▶ **RECORDED INFORMATION**:
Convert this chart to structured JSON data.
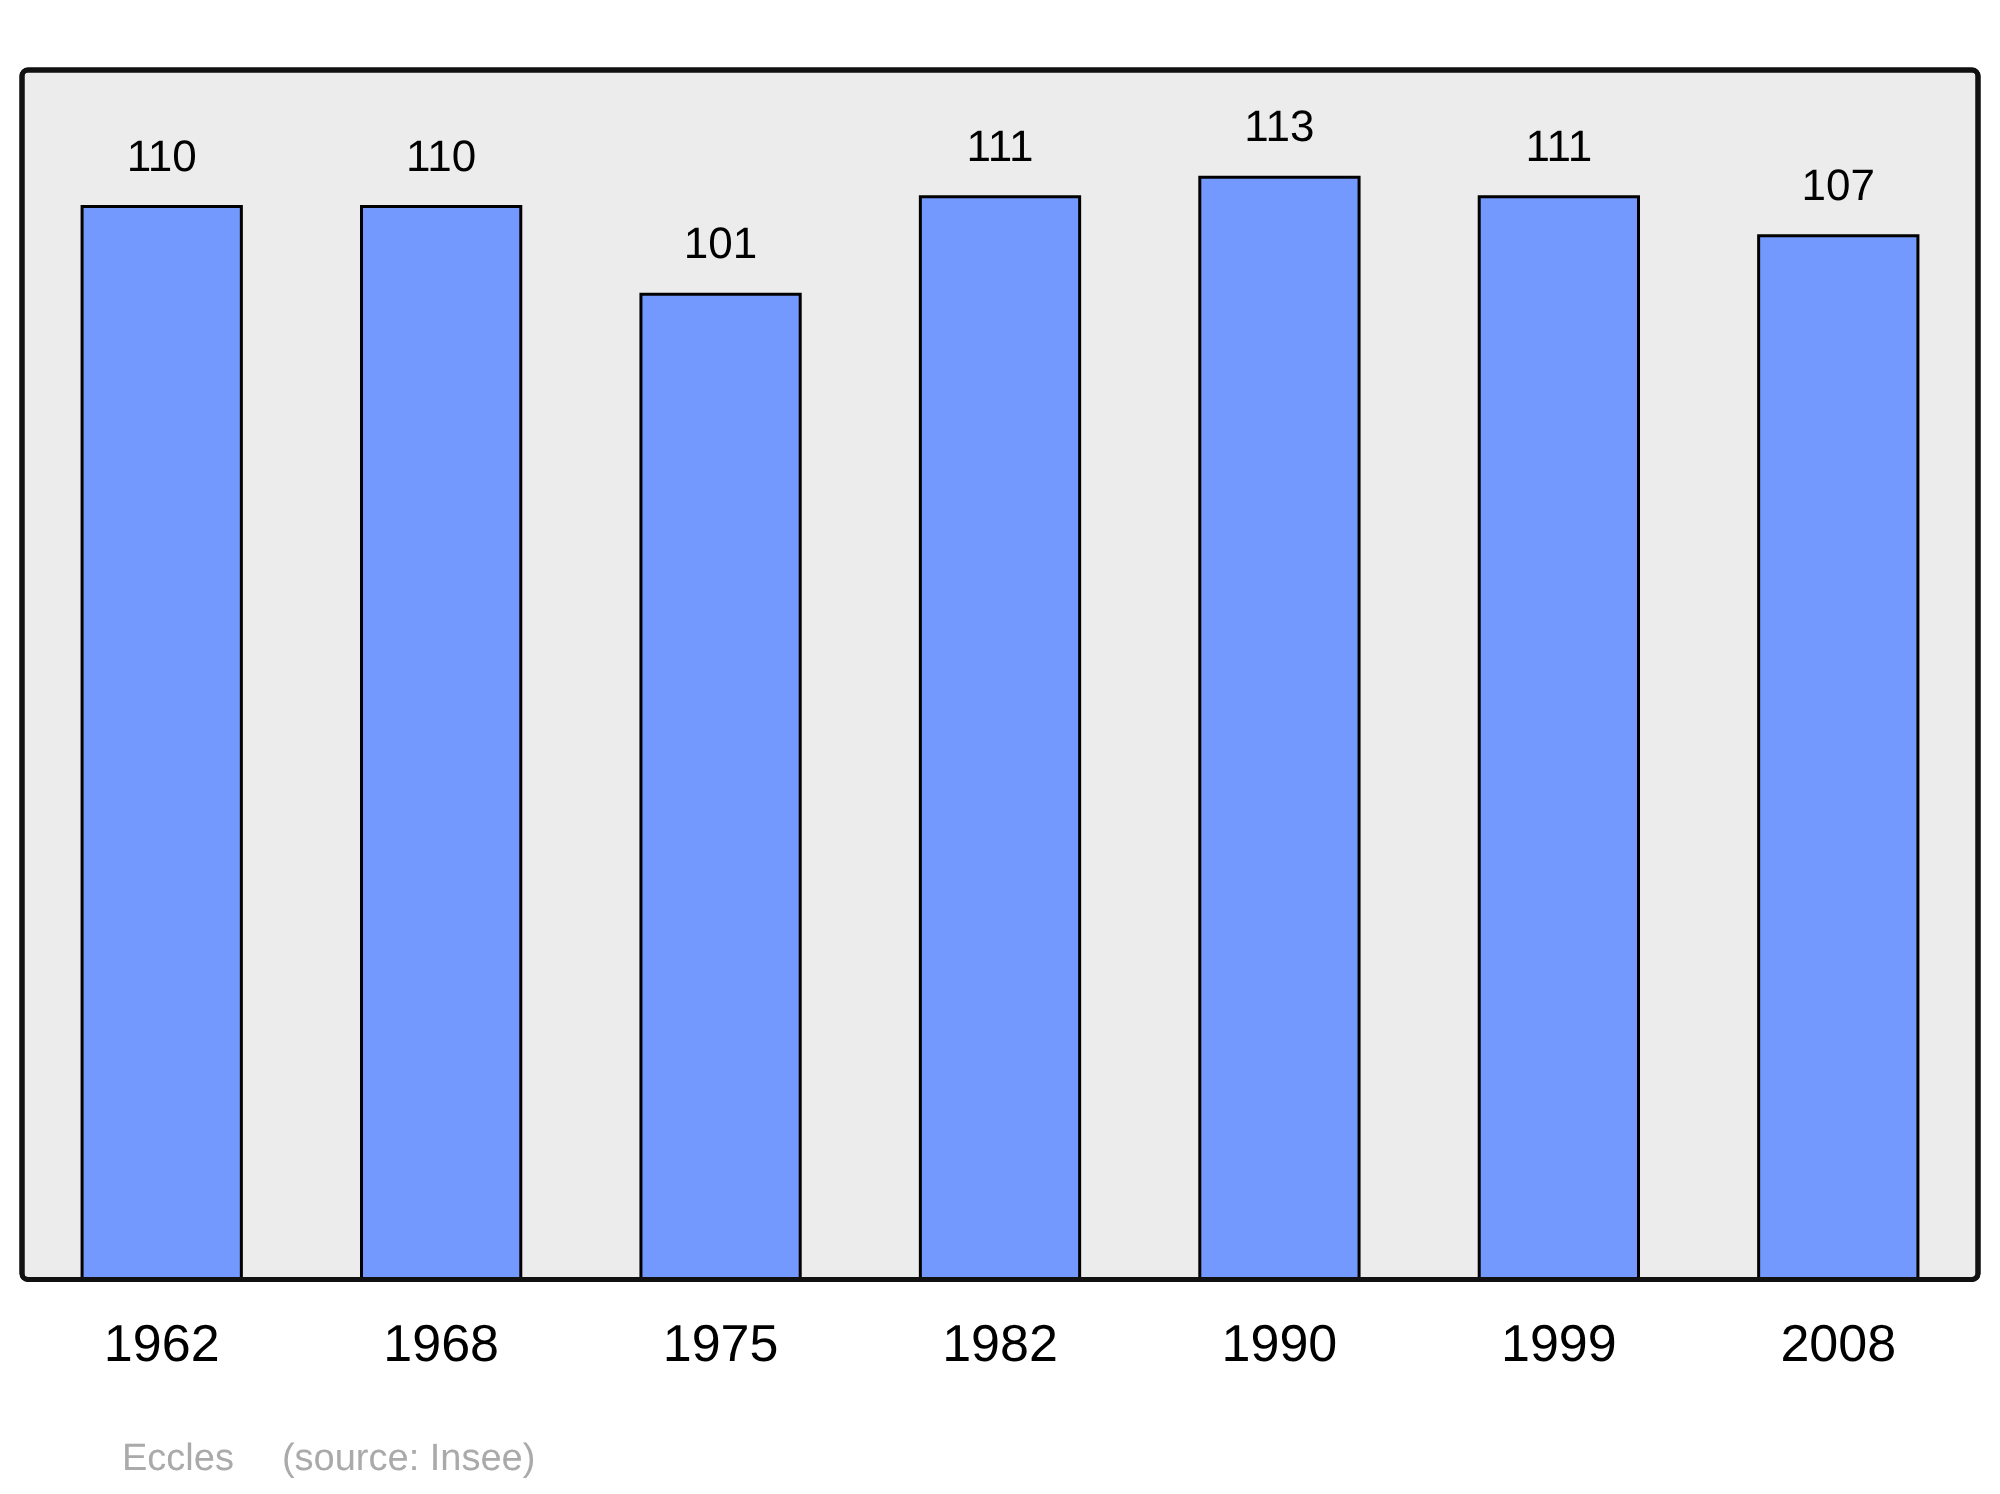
{
  "chart_data": {
    "type": "bar",
    "categories": [
      "1962",
      "1968",
      "1975",
      "1982",
      "1990",
      "1999",
      "2008"
    ],
    "values": [
      110,
      110,
      101,
      111,
      113,
      111,
      107
    ],
    "color": "#7399ff",
    "ylim": [
      0,
      124
    ],
    "tick_labels": "x",
    "data_labels": true,
    "grid": false,
    "legend": false,
    "annotations": [
      "Eccles",
      "(source: Insee)"
    ]
  }
}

▶ **TASK TO CARRY OUT**: Pictures are not part of the copy; reproduce everything else in the records exactly.

▶ **EXERCISE ANSWER**:
Convert this chart to structured JSON data.
{
  "chart_data": {
    "type": "bar",
    "categories": [
      "1962",
      "1968",
      "1975",
      "1982",
      "1990",
      "1999",
      "2008"
    ],
    "values": [
      110,
      110,
      101,
      111,
      113,
      111,
      107
    ],
    "color": "#7399ff",
    "ylim": [
      0,
      124
    ],
    "tick_labels": "x",
    "data_labels": true,
    "grid": false,
    "legend": false,
    "annotations": [
      "Eccles",
      "(source: Insee)"
    ]
  }
}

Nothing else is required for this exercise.